• _TASK TO COMPLETE_:
Copy every one of the items below word for word, leaving out the pictures.

• _LISTED RECORDS_:

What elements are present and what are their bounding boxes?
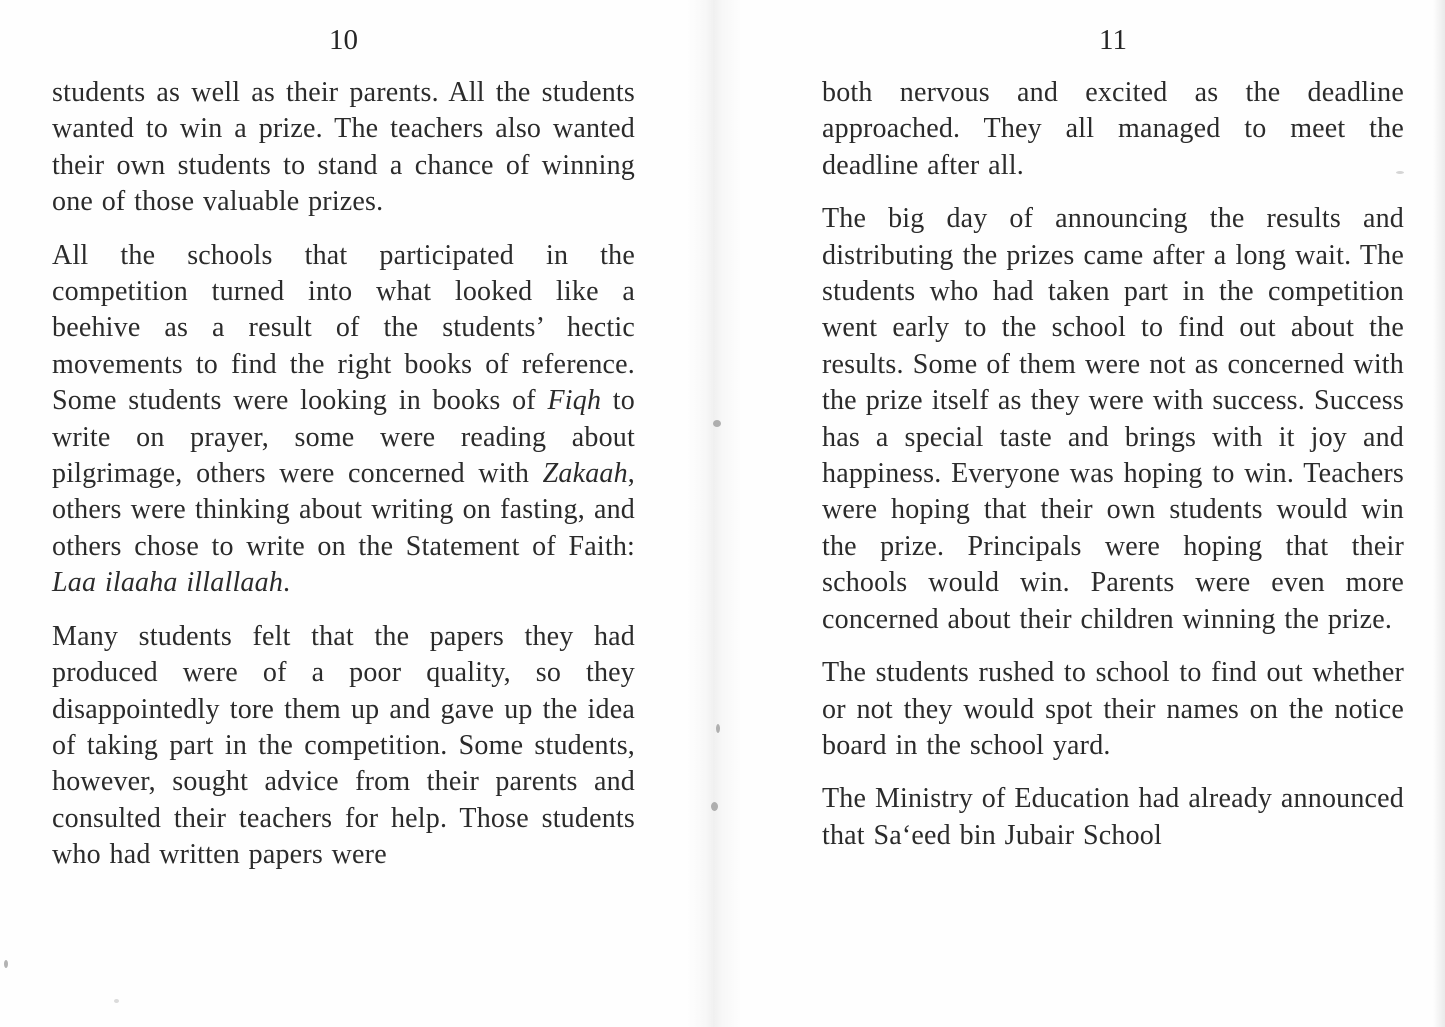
page-10 bbox=[52, 22, 635, 874]
text-segment: The big day of announcing the results and distributing the prizes came after a long wait. The students who had taken part in the competition went early to the school to find out about the results. Some of them were not as concerned with the prize itself as they were with success. Success has a special taste and brings with it joy and happiness. Everyone was hoping to win. Teachers were hoping that their own students would win the prize. Principals were hoping that their schools would win. Parents were even more concerned about their children winning the prize. bbox=[822, 203, 1404, 635]
page-edge-shadow bbox=[1433, 0, 1445, 1027]
book-gutter-shadow bbox=[686, 0, 742, 1027]
page-10-body bbox=[52, 75, 635, 874]
scan-speck bbox=[711, 802, 718, 811]
text-segment: The Ministry of Education had already announced that Sa‘eed bin Jubair School bbox=[822, 783, 1404, 851]
page-number-left: 10 bbox=[329, 24, 358, 56]
page-11-body bbox=[822, 75, 1404, 854]
italic-term: Fiqh bbox=[547, 385, 602, 417]
text-segment: , others were thinking about writing on fasting, and others chose to write on the Statement of Faith: bbox=[52, 458, 635, 562]
text-segment: . bbox=[283, 567, 291, 599]
italic-term: Zakaah bbox=[542, 458, 628, 490]
text-segment: The students rushed to school to find out whether or not they would spot their names on the notice board in the school yard. bbox=[822, 657, 1404, 761]
paragraph bbox=[52, 619, 635, 874]
paragraph bbox=[52, 75, 635, 221]
scan-speck bbox=[716, 724, 720, 733]
paragraph bbox=[822, 201, 1404, 638]
paragraph bbox=[822, 655, 1404, 764]
scan-speck bbox=[4, 960, 8, 968]
text-segment: Many students felt that the papers they had produced were of a poor quality, so they disappointedly tore them up and gave up the idea of taking part in the competition. Some students, however, sought advice from their parents and consulted their teachers for help. Those students who had written papers were bbox=[52, 620, 635, 871]
paragraph bbox=[822, 781, 1404, 854]
text-segment: both nervous and excited as the deadline approached. They all managed to meet the deadline after all. bbox=[822, 77, 1404, 181]
scan-speck bbox=[713, 420, 721, 427]
text-segment: All the schools that participated in the competition turned into what looked like a beehive as a result of the students’ hectic movements to find the right books of reference. Some students were looking in books of bbox=[52, 239, 635, 417]
paragraph bbox=[52, 238, 635, 602]
italic-term: Laa ilaaha illallaah bbox=[52, 567, 284, 599]
scan-speck bbox=[114, 999, 119, 1003]
page-11 bbox=[822, 22, 1404, 854]
text-segment: students as well as their parents. All the students wanted to win a prize. The teachers also wanted their own students to stand a chance of winning one of those valuable prizes. bbox=[52, 77, 635, 218]
page-number-right: 11 bbox=[1099, 24, 1127, 56]
text-segment: to write on prayer, some were reading about pilgrimage, others were concerned with bbox=[52, 385, 635, 490]
paragraph bbox=[822, 75, 1404, 184]
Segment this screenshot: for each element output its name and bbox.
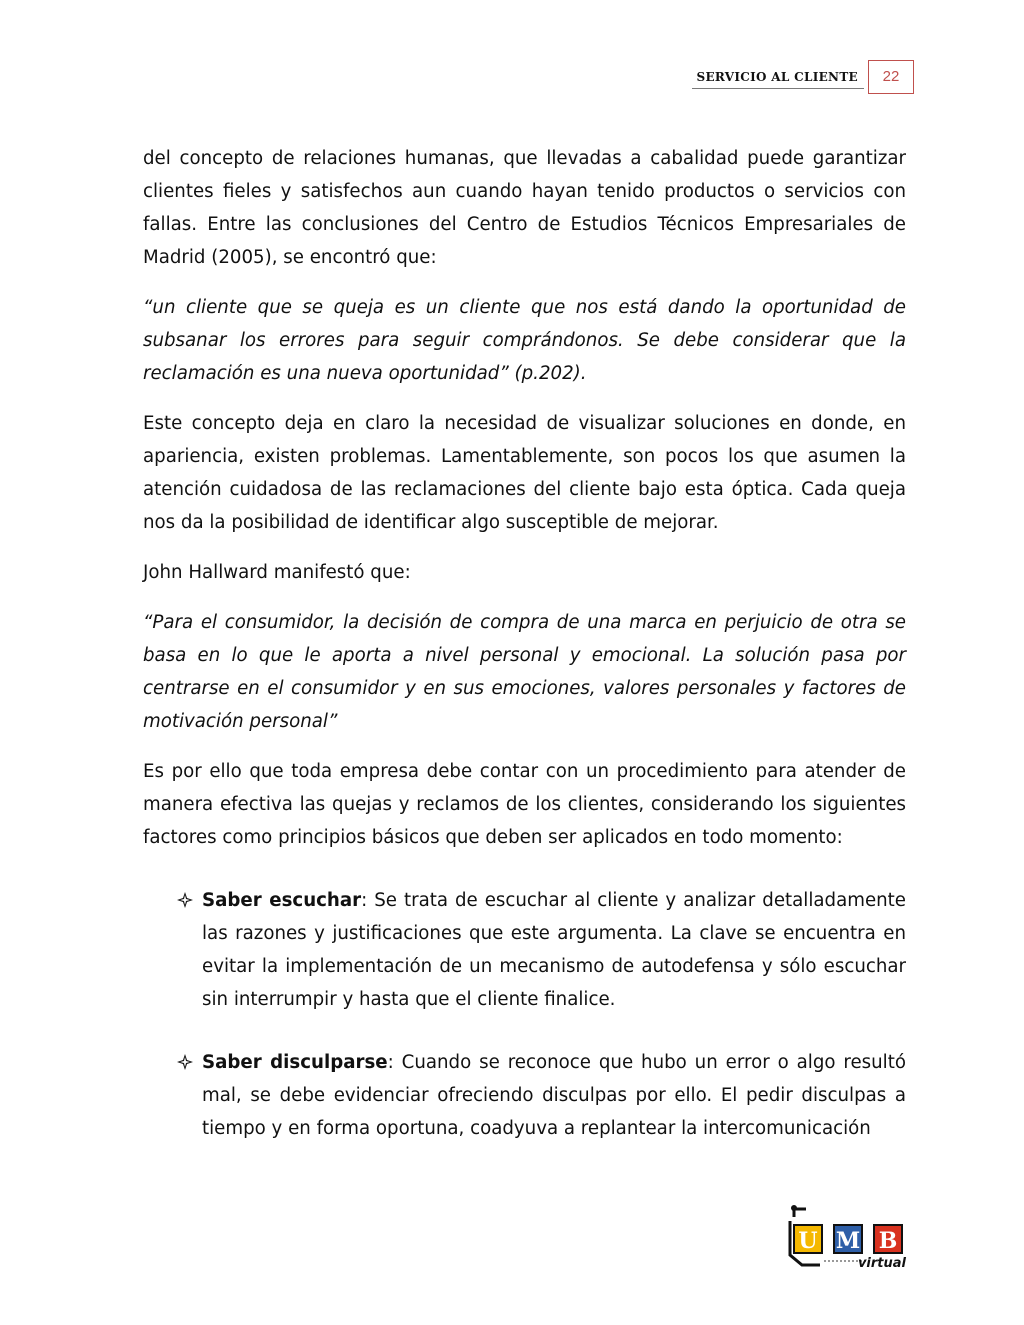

• _SOLUTION TO THIS EXERCISE_:
What elements are present and what are their bounding boxes?
page-10 bbox=[52, 22, 635, 874]
text-segment: The big day of announcing the results and distributing the prizes came after a long wait. The students who had taken part in the competition went early to the school to find out about the results. Some of them were not as concerned with the prize itself as they were with success. Success has a special taste and brings with it joy and happiness. Everyone was hoping to win. Teachers were hoping that their own students would win the prize. Principals were hoping that their schools would win. Parents were even more concerned about their children winning the prize. bbox=[822, 203, 1404, 635]
page-edge-shadow bbox=[1433, 0, 1445, 1027]
book-gutter-shadow bbox=[686, 0, 742, 1027]
page-10-body bbox=[52, 75, 635, 874]
scan-speck bbox=[711, 802, 718, 811]
text-segment: The Ministry of Education had already announced that Sa‘eed bin Jubair School bbox=[822, 783, 1404, 851]
page-number-left: 10 bbox=[329, 24, 358, 56]
page-11-body bbox=[822, 75, 1404, 854]
italic-term: Fiqh bbox=[547, 385, 602, 417]
text-segment: , others were thinking about writing on fasting, and others chose to write on the Statement of Faith: bbox=[52, 458, 635, 562]
text-segment: . bbox=[283, 567, 291, 599]
italic-term: Zakaah bbox=[542, 458, 628, 490]
text-segment: The students rushed to school to find out whether or not they would spot their names on the notice board in the school yard. bbox=[822, 657, 1404, 761]
paragraph bbox=[52, 619, 635, 874]
paragraph bbox=[52, 75, 635, 221]
scan-speck bbox=[716, 724, 720, 733]
paragraph bbox=[822, 201, 1404, 638]
paragraph bbox=[822, 655, 1404, 764]
scan-speck bbox=[4, 960, 8, 968]
text-segment: Many students felt that the papers they had produced were of a poor quality, so they disappointedly tore them up and gave up the idea of taking part in the competition. Some students, however, sought advice from their parents and consulted their teachers for help. Those students who had written papers were bbox=[52, 620, 635, 871]
paragraph bbox=[822, 781, 1404, 854]
text-segment: both nervous and excited as the deadline approached. They all managed to meet the deadline after all. bbox=[822, 77, 1404, 181]
scan-speck bbox=[713, 420, 721, 427]
text-segment: All the schools that participated in the competition turned into what looked like a beehive as a result of the students’ hectic movements to find the right books of reference. Some students were looking in books of bbox=[52, 239, 635, 417]
paragraph bbox=[52, 238, 635, 602]
italic-term: Laa ilaaha illallaah bbox=[52, 567, 284, 599]
scan-speck bbox=[114, 999, 119, 1003]
page-11 bbox=[822, 22, 1404, 854]
text-segment: students as well as their parents. All the students wanted to win a prize. The teachers also wanted their own students to stand a chance of winning one of those valuable prizes. bbox=[52, 77, 635, 218]
page-number-right: 11 bbox=[1099, 24, 1127, 56]
text-segment: to write on prayer, some were reading about pilgrimage, others were concerned with bbox=[52, 385, 635, 490]
paragraph bbox=[822, 75, 1404, 184]
Segment this screenshot: for each element output its name and bbox.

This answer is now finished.